» Task to carry out: Can you repeat the records word for word, beginning at the first line and stopping after the line that contains "chevron-down-icon[interactable]: ⌄ bbox=[100, 1121, 121, 1143]"?

» Dataset entries:
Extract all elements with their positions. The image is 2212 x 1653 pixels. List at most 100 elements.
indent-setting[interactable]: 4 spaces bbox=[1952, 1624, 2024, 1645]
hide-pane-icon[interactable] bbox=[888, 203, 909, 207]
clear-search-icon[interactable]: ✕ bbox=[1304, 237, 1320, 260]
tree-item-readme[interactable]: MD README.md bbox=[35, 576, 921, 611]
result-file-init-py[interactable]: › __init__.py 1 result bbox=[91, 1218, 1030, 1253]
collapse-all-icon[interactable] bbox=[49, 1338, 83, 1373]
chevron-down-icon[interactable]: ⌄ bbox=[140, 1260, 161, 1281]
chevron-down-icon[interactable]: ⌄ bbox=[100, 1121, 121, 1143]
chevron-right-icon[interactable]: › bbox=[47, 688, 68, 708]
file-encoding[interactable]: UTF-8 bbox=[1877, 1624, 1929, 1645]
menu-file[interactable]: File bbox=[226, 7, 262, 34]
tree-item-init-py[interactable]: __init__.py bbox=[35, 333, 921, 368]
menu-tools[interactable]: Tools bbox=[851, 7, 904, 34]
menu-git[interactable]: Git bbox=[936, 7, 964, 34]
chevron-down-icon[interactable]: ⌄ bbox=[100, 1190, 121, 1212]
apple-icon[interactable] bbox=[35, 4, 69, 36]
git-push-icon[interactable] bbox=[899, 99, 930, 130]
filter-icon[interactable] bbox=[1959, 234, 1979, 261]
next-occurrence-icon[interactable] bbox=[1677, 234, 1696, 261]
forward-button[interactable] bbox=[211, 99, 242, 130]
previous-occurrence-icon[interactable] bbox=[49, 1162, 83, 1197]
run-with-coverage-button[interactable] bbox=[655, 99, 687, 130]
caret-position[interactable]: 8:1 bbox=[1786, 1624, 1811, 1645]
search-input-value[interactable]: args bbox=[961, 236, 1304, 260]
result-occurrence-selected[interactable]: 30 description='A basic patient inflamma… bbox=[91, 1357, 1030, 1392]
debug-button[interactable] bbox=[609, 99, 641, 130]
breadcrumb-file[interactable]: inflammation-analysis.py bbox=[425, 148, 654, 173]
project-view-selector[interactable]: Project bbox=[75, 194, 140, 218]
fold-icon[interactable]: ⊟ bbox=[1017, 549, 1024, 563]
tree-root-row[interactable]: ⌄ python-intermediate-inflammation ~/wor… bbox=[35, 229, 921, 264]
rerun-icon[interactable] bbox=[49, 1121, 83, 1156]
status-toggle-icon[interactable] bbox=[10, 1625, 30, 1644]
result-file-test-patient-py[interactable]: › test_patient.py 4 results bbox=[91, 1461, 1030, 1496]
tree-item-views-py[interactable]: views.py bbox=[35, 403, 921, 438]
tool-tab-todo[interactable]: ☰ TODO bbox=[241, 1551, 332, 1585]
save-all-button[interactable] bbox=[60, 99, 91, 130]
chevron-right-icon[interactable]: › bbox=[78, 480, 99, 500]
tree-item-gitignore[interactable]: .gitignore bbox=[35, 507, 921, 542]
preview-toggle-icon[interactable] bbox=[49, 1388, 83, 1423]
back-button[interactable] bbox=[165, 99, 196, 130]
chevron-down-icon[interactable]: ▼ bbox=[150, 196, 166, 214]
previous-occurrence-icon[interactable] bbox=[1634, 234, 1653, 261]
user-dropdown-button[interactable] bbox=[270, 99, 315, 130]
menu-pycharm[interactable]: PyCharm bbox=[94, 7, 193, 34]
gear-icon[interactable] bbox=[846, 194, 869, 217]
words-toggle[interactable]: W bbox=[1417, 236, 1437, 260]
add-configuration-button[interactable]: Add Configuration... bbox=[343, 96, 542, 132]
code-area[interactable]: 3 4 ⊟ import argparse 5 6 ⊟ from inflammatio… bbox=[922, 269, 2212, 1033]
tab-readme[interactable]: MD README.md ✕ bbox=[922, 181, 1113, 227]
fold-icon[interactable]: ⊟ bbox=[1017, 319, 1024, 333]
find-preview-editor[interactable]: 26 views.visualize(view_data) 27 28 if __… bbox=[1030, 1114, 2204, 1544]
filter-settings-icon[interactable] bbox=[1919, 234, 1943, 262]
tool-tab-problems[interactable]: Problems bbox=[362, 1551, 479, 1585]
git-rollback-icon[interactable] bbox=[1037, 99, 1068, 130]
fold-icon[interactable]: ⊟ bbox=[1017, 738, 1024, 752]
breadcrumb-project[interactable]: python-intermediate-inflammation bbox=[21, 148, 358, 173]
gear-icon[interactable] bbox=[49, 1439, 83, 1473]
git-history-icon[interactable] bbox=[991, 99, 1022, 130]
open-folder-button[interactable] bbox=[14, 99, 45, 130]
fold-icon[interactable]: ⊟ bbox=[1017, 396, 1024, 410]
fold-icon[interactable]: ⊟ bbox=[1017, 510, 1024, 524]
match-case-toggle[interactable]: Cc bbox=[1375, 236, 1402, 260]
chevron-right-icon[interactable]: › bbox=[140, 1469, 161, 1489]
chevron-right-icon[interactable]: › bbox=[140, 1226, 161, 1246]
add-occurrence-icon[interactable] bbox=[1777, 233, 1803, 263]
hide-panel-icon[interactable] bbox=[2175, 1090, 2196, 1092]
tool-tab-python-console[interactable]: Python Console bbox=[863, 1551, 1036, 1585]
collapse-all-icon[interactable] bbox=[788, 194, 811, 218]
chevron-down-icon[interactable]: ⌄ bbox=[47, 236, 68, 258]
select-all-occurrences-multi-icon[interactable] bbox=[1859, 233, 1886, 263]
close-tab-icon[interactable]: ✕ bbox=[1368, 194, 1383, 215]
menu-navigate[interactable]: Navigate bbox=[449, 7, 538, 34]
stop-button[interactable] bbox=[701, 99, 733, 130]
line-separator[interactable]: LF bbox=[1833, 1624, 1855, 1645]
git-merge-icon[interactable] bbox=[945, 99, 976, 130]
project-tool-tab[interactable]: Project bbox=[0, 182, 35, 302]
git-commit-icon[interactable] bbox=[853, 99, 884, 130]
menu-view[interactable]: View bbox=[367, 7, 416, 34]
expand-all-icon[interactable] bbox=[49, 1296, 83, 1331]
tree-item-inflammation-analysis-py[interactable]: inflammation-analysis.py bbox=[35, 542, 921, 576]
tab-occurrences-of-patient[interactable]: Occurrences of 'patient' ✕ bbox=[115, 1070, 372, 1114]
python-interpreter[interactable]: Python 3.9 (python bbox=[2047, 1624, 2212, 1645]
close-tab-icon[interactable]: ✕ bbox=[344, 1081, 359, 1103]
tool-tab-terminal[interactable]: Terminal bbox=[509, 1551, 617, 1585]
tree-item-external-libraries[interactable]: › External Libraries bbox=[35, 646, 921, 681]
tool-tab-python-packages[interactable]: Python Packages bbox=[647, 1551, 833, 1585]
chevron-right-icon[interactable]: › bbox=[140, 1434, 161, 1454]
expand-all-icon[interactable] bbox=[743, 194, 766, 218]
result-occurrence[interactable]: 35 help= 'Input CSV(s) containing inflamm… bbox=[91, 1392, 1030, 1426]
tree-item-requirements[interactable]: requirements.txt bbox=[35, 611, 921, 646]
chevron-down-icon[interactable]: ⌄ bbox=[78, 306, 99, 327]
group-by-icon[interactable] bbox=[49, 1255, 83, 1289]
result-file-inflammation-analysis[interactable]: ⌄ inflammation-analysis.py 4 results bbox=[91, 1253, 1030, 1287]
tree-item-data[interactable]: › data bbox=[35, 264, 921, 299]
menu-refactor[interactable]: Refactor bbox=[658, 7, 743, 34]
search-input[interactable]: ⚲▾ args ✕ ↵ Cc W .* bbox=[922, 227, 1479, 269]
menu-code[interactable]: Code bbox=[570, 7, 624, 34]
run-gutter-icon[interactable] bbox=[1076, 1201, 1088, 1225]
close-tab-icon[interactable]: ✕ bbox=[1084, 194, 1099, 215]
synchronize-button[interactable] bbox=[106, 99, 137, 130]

» Answer in full:
Extract all elements with their positions. The image is 2212 x 1653 pixels. List at most 100 elements.
indent-setting[interactable]: 4 spaces bbox=[1952, 1624, 2024, 1645]
hide-pane-icon[interactable] bbox=[888, 203, 909, 207]
clear-search-icon[interactable]: ✕ bbox=[1304, 237, 1320, 260]
tree-item-readme[interactable]: MD README.md bbox=[35, 576, 921, 611]
result-file-init-py[interactable]: › __init__.py 1 result bbox=[91, 1218, 1030, 1253]
collapse-all-icon[interactable] bbox=[49, 1338, 83, 1373]
chevron-down-icon[interactable]: ⌄ bbox=[140, 1260, 161, 1281]
chevron-down-icon[interactable]: ⌄ bbox=[100, 1121, 121, 1143]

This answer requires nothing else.